What the task requires: Determine how many lines of the material hold the string "populares" and reply with only that number.

Records supplied:
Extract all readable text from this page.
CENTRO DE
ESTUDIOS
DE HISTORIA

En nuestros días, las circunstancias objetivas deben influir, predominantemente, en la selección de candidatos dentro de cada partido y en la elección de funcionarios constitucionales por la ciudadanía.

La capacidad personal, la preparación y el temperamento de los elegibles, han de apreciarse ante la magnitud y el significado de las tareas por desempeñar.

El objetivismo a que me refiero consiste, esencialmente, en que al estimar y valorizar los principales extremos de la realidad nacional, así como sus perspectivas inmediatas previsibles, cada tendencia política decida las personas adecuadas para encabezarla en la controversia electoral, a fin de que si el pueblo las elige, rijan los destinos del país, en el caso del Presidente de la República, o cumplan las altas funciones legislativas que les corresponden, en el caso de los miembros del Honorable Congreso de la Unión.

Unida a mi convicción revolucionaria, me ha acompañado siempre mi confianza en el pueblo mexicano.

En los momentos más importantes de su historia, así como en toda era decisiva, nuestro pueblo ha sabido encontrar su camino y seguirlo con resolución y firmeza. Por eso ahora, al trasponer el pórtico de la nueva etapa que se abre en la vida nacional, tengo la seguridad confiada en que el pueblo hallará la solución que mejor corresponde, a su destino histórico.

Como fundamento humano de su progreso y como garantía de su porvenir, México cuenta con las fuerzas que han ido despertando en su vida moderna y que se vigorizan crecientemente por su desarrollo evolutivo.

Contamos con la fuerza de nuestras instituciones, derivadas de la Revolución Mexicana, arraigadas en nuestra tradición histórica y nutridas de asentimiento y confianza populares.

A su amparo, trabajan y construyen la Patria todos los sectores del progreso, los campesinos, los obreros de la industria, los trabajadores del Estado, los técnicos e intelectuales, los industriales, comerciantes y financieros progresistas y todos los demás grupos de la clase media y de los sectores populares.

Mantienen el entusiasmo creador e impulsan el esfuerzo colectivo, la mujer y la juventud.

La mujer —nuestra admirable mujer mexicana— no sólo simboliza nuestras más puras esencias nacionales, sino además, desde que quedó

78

Worked solution: 2